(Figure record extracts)
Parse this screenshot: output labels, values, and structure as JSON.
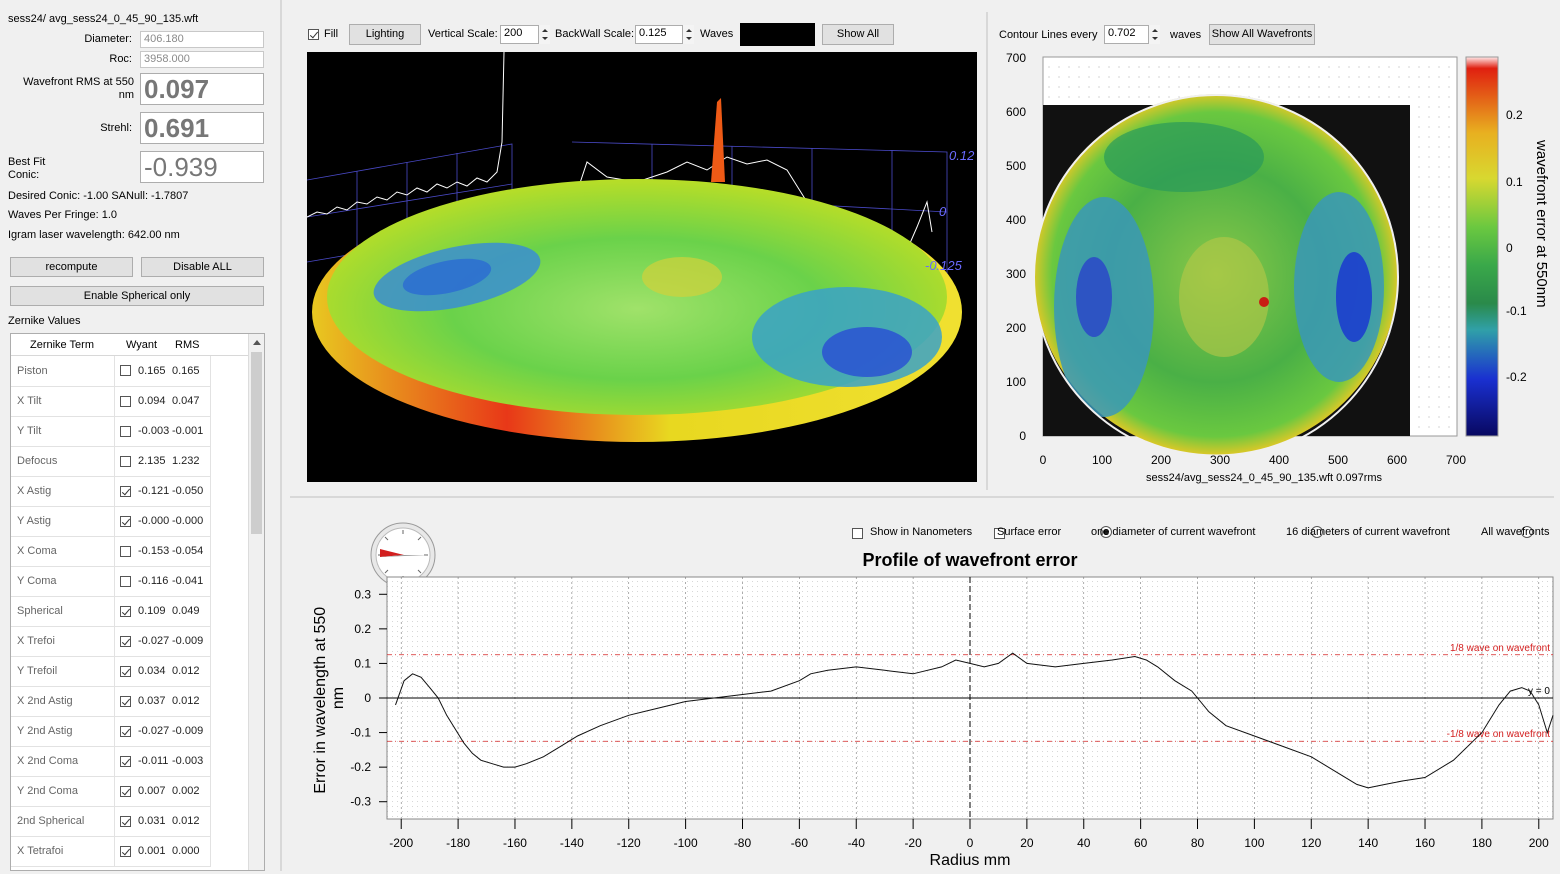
{
  "file": {
    "title": "sess24/ avg_sess24_0_45_90_135.wft"
  },
  "params": {
    "diameter_label": "Diameter:",
    "diameter_value": "406.180",
    "roc_label": "Roc:",
    "roc_value": "3958.000",
    "rms_label": "Wavefront RMS at 550 nm",
    "rms_value": "0.097",
    "strehl_label": "Strehl:",
    "strehl_value": "0.691",
    "conic_label": "Best Fit Conic:",
    "conic_value": "-0.939",
    "desired_conic": "Desired Conic:  -1.00 SANull: -1.7807",
    "waves_per_fringe": "Waves Per Fringe: 1.0",
    "laser": "Igram laser wavelength: 642.00 nm"
  },
  "buttons": {
    "recompute": "recompute",
    "disable_all": "Disable ALL",
    "enable_spherical": "Enable Spherical only"
  },
  "zernike": {
    "section_label": "Zernike Values",
    "headers": {
      "term": "Zernike Term",
      "wyant": "Wyant",
      "rms": "RMS"
    },
    "rows": [
      {
        "term": "Piston",
        "checked": false,
        "wyant": "0.165",
        "rms": "0.165"
      },
      {
        "term": "X Tilt",
        "checked": false,
        "wyant": "0.094",
        "rms": "0.047"
      },
      {
        "term": "Y Tilt",
        "checked": false,
        "wyant": "-0.003",
        "rms": "-0.001"
      },
      {
        "term": "Defocus",
        "checked": false,
        "wyant": "2.135",
        "rms": "1.232"
      },
      {
        "term": "X Astig",
        "checked": true,
        "wyant": "-0.121",
        "rms": "-0.050"
      },
      {
        "term": "Y Astig",
        "checked": true,
        "wyant": "-0.000",
        "rms": "-0.000"
      },
      {
        "term": "X Coma",
        "checked": false,
        "wyant": "-0.153",
        "rms": "-0.054"
      },
      {
        "term": "Y Coma",
        "checked": false,
        "wyant": "-0.116",
        "rms": "-0.041"
      },
      {
        "term": "Spherical",
        "checked": true,
        "wyant": "0.109",
        "rms": "0.049"
      },
      {
        "term": "X Trefoi",
        "checked": true,
        "wyant": "-0.027",
        "rms": "-0.009"
      },
      {
        "term": "Y Trefoil",
        "checked": true,
        "wyant": "0.034",
        "rms": "0.012"
      },
      {
        "term": "X 2nd Astig",
        "checked": true,
        "wyant": "0.037",
        "rms": "0.012"
      },
      {
        "term": "Y 2nd Astig",
        "checked": true,
        "wyant": "-0.027",
        "rms": "-0.009"
      },
      {
        "term": "X 2nd Coma",
        "checked": true,
        "wyant": "-0.011",
        "rms": "-0.003"
      },
      {
        "term": "Y 2nd Coma",
        "checked": true,
        "wyant": "0.007",
        "rms": "0.002"
      },
      {
        "term": "2nd Spherical",
        "checked": true,
        "wyant": "0.031",
        "rms": "0.012"
      },
      {
        "term": "X Tetrafoi",
        "checked": true,
        "wyant": "0.001",
        "rms": "0.000"
      }
    ]
  },
  "view3d": {
    "fill_label": "Fill",
    "fill_checked": true,
    "lighting": "Lighting",
    "vscale_label": "Vertical Scale:",
    "vscale_value": "200",
    "backwall_label": "BackWall Scale:",
    "backwall_value": "0.125",
    "waves_label": "Waves",
    "show_all": "Show All",
    "axis_labels": [
      "0.12",
      "0",
      "-0.125"
    ]
  },
  "contour": {
    "label": "Contour Lines every",
    "value": "0.702",
    "unit": "waves",
    "show_all": "Show All Wavefronts",
    "y_ticks": [
      "700",
      "600",
      "500",
      "400",
      "300",
      "200",
      "100",
      "0"
    ],
    "x_ticks": [
      "0",
      "100",
      "200",
      "300",
      "400",
      "500",
      "600",
      "700"
    ],
    "caption": "sess24/avg_sess24_0_45_90_135.wft  0.097rms",
    "colorbar_label": "wavefront error at 550nm",
    "colorbar_ticks": [
      "0.2",
      "0.1",
      "0",
      "-0.1",
      "-0.2"
    ],
    "colors": {
      "red": "#c81e14",
      "yellow": "#e6d21e",
      "green": "#4bb43c",
      "blue": "#1428c8"
    }
  },
  "profile": {
    "options": [
      {
        "label": "Show in Nanometers",
        "kind": "check",
        "on": false
      },
      {
        "label": "Surface error",
        "kind": "check",
        "on": false
      },
      {
        "label": "one diameter of current wavefront",
        "kind": "radio",
        "on": true
      },
      {
        "label": "16 diameters of current wavefront",
        "kind": "radio",
        "on": false
      },
      {
        "label": "All wavefronts",
        "kind": "radio",
        "on": false
      }
    ]
  },
  "chart_data": {
    "type": "line",
    "title": "Profile of wavefront error",
    "xlabel": "Radius mm",
    "ylabel": "Error in wavelength at 550 nm",
    "xlim": [
      -205,
      205
    ],
    "ylim": [
      -0.35,
      0.35
    ],
    "xticks": [
      -200,
      -180,
      -160,
      -140,
      -120,
      -100,
      -80,
      -60,
      -40,
      -20,
      0,
      20,
      40,
      60,
      80,
      100,
      120,
      140,
      160,
      180,
      200
    ],
    "yticks": [
      0.3,
      0.2,
      0.1,
      0,
      -0.1,
      -0.2,
      -0.3
    ],
    "x": [
      -202,
      -199,
      -196,
      -193,
      -190,
      -187,
      -184,
      -181,
      -178,
      -175,
      -172,
      -168,
      -164,
      -160,
      -156,
      -150,
      -144,
      -138,
      -130,
      -120,
      -110,
      -100,
      -90,
      -80,
      -70,
      -60,
      -56,
      -50,
      -40,
      -30,
      -20,
      -10,
      -5,
      0,
      5,
      10,
      15,
      20,
      30,
      40,
      50,
      58,
      62,
      66,
      72,
      78,
      84,
      90,
      100,
      110,
      120,
      130,
      136,
      140,
      146,
      152,
      160,
      170,
      180,
      186,
      190,
      194,
      197,
      200,
      203,
      205
    ],
    "y": [
      -0.02,
      0.05,
      0.07,
      0.06,
      0.03,
      0.0,
      -0.05,
      -0.09,
      -0.13,
      -0.16,
      -0.18,
      -0.19,
      -0.2,
      -0.2,
      -0.19,
      -0.17,
      -0.14,
      -0.11,
      -0.08,
      -0.05,
      -0.03,
      -0.01,
      0.0,
      0.01,
      0.02,
      0.05,
      0.07,
      0.08,
      0.09,
      0.08,
      0.07,
      0.09,
      0.11,
      0.1,
      0.09,
      0.1,
      0.13,
      0.1,
      0.09,
      0.1,
      0.11,
      0.12,
      0.11,
      0.09,
      0.05,
      0.02,
      -0.04,
      -0.08,
      -0.11,
      -0.14,
      -0.17,
      -0.22,
      -0.25,
      -0.26,
      -0.25,
      -0.24,
      -0.23,
      -0.18,
      -0.1,
      -0.02,
      0.02,
      0.03,
      0.02,
      -0.02,
      -0.1,
      -0.05
    ],
    "reference_lines": [
      {
        "y": 0.125,
        "label": "1/8 wave on wavefront",
        "color": "#d42020"
      },
      {
        "y": -0.125,
        "label": "-1/8 wave on wavefront",
        "color": "#d42020"
      },
      {
        "y": 0,
        "label": "y = 0",
        "color": "#000000"
      }
    ],
    "grid": true
  }
}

**What you will do**
Write out all the records again, exactly, minus any pictures.

**Result of this exercise**
Parse this screenshot: output labels, values, and structure as JSON.
{
  "file": {
    "title": "sess24/ avg_sess24_0_45_90_135.wft"
  },
  "params": {
    "diameter_label": "Diameter:",
    "diameter_value": "406.180",
    "roc_label": "Roc:",
    "roc_value": "3958.000",
    "rms_label": "Wavefront RMS at 550 nm",
    "rms_value": "0.097",
    "strehl_label": "Strehl:",
    "strehl_value": "0.691",
    "conic_label": "Best Fit Conic:",
    "conic_value": "-0.939",
    "desired_conic": "Desired Conic:  -1.00 SANull: -1.7807",
    "waves_per_fringe": "Waves Per Fringe: 1.0",
    "laser": "Igram laser wavelength: 642.00 nm"
  },
  "buttons": {
    "recompute": "recompute",
    "disable_all": "Disable ALL",
    "enable_spherical": "Enable Spherical only"
  },
  "zernike": {
    "section_label": "Zernike Values",
    "headers": {
      "term": "Zernike Term",
      "wyant": "Wyant",
      "rms": "RMS"
    },
    "rows": [
      {
        "term": "Piston",
        "checked": false,
        "wyant": "0.165",
        "rms": "0.165"
      },
      {
        "term": "X Tilt",
        "checked": false,
        "wyant": "0.094",
        "rms": "0.047"
      },
      {
        "term": "Y Tilt",
        "checked": false,
        "wyant": "-0.003",
        "rms": "-0.001"
      },
      {
        "term": "Defocus",
        "checked": false,
        "wyant": "2.135",
        "rms": "1.232"
      },
      {
        "term": "X Astig",
        "checked": true,
        "wyant": "-0.121",
        "rms": "-0.050"
      },
      {
        "term": "Y Astig",
        "checked": true,
        "wyant": "-0.000",
        "rms": "-0.000"
      },
      {
        "term": "X Coma",
        "checked": false,
        "wyant": "-0.153",
        "rms": "-0.054"
      },
      {
        "term": "Y Coma",
        "checked": false,
        "wyant": "-0.116",
        "rms": "-0.041"
      },
      {
        "term": "Spherical",
        "checked": true,
        "wyant": "0.109",
        "rms": "0.049"
      },
      {
        "term": "X Trefoi",
        "checked": true,
        "wyant": "-0.027",
        "rms": "-0.009"
      },
      {
        "term": "Y Trefoil",
        "checked": true,
        "wyant": "0.034",
        "rms": "0.012"
      },
      {
        "term": "X 2nd Astig",
        "checked": true,
        "wyant": "0.037",
        "rms": "0.012"
      },
      {
        "term": "Y 2nd Astig",
        "checked": true,
        "wyant": "-0.027",
        "rms": "-0.009"
      },
      {
        "term": "X 2nd Coma",
        "checked": true,
        "wyant": "-0.011",
        "rms": "-0.003"
      },
      {
        "term": "Y 2nd Coma",
        "checked": true,
        "wyant": "0.007",
        "rms": "0.002"
      },
      {
        "term": "2nd Spherical",
        "checked": true,
        "wyant": "0.031",
        "rms": "0.012"
      },
      {
        "term": "X Tetrafoi",
        "checked": true,
        "wyant": "0.001",
        "rms": "0.000"
      }
    ]
  },
  "view3d": {
    "fill_label": "Fill",
    "fill_checked": true,
    "lighting": "Lighting",
    "vscale_label": "Vertical Scale:",
    "vscale_value": "200",
    "backwall_label": "BackWall Scale:",
    "backwall_value": "0.125",
    "waves_label": "Waves",
    "show_all": "Show All",
    "axis_labels": [
      "0.12",
      "0",
      "-0.125"
    ]
  },
  "contour": {
    "label": "Contour Lines every",
    "value": "0.702",
    "unit": "waves",
    "show_all": "Show All Wavefronts",
    "y_ticks": [
      "700",
      "600",
      "500",
      "400",
      "300",
      "200",
      "100",
      "0"
    ],
    "x_ticks": [
      "0",
      "100",
      "200",
      "300",
      "400",
      "500",
      "600",
      "700"
    ],
    "caption": "sess24/avg_sess24_0_45_90_135.wft  0.097rms",
    "colorbar_label": "wavefront error at 550nm",
    "colorbar_ticks": [
      "0.2",
      "0.1",
      "0",
      "-0.1",
      "-0.2"
    ],
    "colors": {
      "red": "#c81e14",
      "yellow": "#e6d21e",
      "green": "#4bb43c",
      "blue": "#1428c8"
    }
  },
  "profile": {
    "options": [
      {
        "label": "Show in Nanometers",
        "kind": "check",
        "on": false
      },
      {
        "label": "Surface error",
        "kind": "check",
        "on": false
      },
      {
        "label": "one diameter of current wavefront",
        "kind": "radio",
        "on": true
      },
      {
        "label": "16 diameters of current wavefront",
        "kind": "radio",
        "on": false
      },
      {
        "label": "All wavefronts",
        "kind": "radio",
        "on": false
      }
    ]
  },
  "chart_data": {
    "type": "line",
    "title": "Profile of wavefront error",
    "xlabel": "Radius mm",
    "ylabel": "Error in wavelength at 550 nm",
    "xlim": [
      -205,
      205
    ],
    "ylim": [
      -0.35,
      0.35
    ],
    "xticks": [
      -200,
      -180,
      -160,
      -140,
      -120,
      -100,
      -80,
      -60,
      -40,
      -20,
      0,
      20,
      40,
      60,
      80,
      100,
      120,
      140,
      160,
      180,
      200
    ],
    "yticks": [
      0.3,
      0.2,
      0.1,
      0,
      -0.1,
      -0.2,
      -0.3
    ],
    "x": [
      -202,
      -199,
      -196,
      -193,
      -190,
      -187,
      -184,
      -181,
      -178,
      -175,
      -172,
      -168,
      -164,
      -160,
      -156,
      -150,
      -144,
      -138,
      -130,
      -120,
      -110,
      -100,
      -90,
      -80,
      -70,
      -60,
      -56,
      -50,
      -40,
      -30,
      -20,
      -10,
      -5,
      0,
      5,
      10,
      15,
      20,
      30,
      40,
      50,
      58,
      62,
      66,
      72,
      78,
      84,
      90,
      100,
      110,
      120,
      130,
      136,
      140,
      146,
      152,
      160,
      170,
      180,
      186,
      190,
      194,
      197,
      200,
      203,
      205
    ],
    "y": [
      -0.02,
      0.05,
      0.07,
      0.06,
      0.03,
      0.0,
      -0.05,
      -0.09,
      -0.13,
      -0.16,
      -0.18,
      -0.19,
      -0.2,
      -0.2,
      -0.19,
      -0.17,
      -0.14,
      -0.11,
      -0.08,
      -0.05,
      -0.03,
      -0.01,
      0.0,
      0.01,
      0.02,
      0.05,
      0.07,
      0.08,
      0.09,
      0.08,
      0.07,
      0.09,
      0.11,
      0.1,
      0.09,
      0.1,
      0.13,
      0.1,
      0.09,
      0.1,
      0.11,
      0.12,
      0.11,
      0.09,
      0.05,
      0.02,
      -0.04,
      -0.08,
      -0.11,
      -0.14,
      -0.17,
      -0.22,
      -0.25,
      -0.26,
      -0.25,
      -0.24,
      -0.23,
      -0.18,
      -0.1,
      -0.02,
      0.02,
      0.03,
      0.02,
      -0.02,
      -0.1,
      -0.05
    ],
    "reference_lines": [
      {
        "y": 0.125,
        "label": "1/8 wave on wavefront",
        "color": "#d42020"
      },
      {
        "y": -0.125,
        "label": "-1/8 wave on wavefront",
        "color": "#d42020"
      },
      {
        "y": 0,
        "label": "y = 0",
        "color": "#000000"
      }
    ],
    "grid": true
  }
}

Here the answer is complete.